What you need to do
How many lines in this material include the string "équipe"? Answer with the number and nothing further.

## Start Available records

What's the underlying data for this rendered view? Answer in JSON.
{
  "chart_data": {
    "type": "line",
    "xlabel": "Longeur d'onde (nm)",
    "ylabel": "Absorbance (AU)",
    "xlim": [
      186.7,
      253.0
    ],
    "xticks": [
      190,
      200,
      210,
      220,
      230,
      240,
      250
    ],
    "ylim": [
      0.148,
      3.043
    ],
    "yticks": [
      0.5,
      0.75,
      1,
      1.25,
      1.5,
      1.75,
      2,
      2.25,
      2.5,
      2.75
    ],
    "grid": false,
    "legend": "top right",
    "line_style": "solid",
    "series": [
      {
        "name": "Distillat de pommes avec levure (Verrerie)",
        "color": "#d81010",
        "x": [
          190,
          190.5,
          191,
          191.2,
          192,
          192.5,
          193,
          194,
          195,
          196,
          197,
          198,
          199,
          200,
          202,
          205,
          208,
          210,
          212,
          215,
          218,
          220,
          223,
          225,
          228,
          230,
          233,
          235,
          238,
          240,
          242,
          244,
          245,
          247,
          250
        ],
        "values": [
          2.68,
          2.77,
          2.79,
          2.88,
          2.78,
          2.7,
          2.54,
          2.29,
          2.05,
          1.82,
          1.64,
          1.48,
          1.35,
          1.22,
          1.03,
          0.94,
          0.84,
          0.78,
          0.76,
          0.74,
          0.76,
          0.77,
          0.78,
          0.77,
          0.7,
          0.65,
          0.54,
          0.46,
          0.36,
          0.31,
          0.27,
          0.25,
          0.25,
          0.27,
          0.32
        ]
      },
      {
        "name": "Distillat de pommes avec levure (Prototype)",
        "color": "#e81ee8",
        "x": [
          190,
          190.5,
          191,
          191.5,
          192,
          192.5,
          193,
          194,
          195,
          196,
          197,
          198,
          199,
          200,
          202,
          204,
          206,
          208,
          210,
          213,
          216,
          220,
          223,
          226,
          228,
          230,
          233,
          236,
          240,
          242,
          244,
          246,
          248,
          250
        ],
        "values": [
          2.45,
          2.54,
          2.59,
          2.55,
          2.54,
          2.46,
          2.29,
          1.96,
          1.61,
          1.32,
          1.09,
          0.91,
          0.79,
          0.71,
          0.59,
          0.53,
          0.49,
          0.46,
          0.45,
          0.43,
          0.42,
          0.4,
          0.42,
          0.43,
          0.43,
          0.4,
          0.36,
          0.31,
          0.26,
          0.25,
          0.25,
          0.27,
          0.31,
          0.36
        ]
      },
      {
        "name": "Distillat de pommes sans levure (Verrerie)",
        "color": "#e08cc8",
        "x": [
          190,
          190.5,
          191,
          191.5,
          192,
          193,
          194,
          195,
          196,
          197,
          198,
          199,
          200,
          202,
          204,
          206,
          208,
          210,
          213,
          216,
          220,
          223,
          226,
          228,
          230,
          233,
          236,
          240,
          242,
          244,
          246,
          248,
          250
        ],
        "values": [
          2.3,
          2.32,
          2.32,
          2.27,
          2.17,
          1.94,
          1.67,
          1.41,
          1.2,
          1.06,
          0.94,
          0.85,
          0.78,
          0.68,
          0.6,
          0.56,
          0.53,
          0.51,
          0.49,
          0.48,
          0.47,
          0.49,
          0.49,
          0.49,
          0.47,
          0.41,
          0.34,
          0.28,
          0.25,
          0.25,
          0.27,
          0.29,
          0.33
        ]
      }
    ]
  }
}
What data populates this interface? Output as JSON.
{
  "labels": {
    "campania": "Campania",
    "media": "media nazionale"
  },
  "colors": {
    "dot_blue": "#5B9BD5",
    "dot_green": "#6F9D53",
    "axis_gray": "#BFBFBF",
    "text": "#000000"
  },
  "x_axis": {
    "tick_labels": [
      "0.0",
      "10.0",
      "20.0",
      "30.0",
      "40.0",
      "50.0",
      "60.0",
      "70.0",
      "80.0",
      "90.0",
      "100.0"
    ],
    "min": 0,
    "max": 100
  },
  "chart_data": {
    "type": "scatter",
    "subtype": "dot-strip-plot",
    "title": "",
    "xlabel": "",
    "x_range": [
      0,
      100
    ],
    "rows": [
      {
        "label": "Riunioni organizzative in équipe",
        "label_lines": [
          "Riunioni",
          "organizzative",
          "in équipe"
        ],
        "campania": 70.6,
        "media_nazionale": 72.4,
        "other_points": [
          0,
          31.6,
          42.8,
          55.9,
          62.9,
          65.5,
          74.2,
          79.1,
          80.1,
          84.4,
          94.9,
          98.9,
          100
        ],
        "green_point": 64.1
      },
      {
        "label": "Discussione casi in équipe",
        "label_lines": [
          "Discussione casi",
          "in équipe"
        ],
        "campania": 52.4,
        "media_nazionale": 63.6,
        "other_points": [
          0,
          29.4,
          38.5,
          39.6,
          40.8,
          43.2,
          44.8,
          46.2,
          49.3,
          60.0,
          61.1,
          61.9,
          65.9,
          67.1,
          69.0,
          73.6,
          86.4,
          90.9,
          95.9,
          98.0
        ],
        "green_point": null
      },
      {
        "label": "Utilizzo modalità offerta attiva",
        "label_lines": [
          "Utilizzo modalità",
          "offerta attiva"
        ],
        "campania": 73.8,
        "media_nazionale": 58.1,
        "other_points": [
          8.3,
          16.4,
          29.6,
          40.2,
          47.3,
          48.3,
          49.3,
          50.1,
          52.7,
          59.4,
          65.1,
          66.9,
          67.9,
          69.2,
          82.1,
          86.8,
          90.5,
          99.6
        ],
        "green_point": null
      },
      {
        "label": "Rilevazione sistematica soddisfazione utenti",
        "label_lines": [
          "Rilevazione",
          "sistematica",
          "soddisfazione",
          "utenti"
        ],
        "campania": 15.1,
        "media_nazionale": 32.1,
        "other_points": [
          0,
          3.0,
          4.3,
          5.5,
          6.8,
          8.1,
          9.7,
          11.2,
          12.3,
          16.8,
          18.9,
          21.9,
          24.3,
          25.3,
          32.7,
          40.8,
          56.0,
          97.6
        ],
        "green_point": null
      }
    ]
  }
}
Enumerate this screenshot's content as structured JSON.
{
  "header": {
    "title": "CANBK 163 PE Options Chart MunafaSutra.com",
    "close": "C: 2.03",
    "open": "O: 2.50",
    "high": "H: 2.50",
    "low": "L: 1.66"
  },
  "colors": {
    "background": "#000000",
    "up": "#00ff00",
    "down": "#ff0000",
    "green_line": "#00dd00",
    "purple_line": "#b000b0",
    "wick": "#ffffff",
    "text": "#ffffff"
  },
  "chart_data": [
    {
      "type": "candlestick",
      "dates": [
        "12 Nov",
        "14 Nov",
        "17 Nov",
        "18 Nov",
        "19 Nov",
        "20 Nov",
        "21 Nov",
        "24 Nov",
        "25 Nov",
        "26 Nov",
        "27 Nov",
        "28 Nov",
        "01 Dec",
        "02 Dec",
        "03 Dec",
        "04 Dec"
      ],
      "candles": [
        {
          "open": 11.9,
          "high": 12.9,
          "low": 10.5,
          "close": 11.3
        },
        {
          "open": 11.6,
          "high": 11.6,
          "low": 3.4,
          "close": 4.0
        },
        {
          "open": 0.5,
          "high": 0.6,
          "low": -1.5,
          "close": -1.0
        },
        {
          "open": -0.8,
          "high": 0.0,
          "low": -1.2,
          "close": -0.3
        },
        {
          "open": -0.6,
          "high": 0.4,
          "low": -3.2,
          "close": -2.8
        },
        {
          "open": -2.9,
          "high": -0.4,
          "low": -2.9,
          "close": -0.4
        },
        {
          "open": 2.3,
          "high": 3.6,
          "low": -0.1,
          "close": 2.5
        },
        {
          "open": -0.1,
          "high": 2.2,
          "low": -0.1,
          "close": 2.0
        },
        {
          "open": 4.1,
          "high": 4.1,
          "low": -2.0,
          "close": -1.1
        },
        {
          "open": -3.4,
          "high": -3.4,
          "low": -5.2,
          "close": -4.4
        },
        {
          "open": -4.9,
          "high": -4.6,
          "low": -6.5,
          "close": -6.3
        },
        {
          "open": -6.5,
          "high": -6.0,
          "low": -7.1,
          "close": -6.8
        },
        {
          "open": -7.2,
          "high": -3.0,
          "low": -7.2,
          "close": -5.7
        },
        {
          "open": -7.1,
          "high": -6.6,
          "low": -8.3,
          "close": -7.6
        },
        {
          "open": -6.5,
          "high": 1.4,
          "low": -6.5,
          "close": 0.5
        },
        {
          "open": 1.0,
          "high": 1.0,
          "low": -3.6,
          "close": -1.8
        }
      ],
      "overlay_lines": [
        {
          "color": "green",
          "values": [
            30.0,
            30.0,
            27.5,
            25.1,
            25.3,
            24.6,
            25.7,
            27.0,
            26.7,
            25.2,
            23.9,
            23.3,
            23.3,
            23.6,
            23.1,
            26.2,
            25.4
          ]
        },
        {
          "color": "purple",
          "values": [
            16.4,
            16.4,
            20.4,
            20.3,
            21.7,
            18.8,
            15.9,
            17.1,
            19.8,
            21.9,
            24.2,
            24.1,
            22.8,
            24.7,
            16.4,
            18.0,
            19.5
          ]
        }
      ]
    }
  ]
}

## End Available records

Correct output
4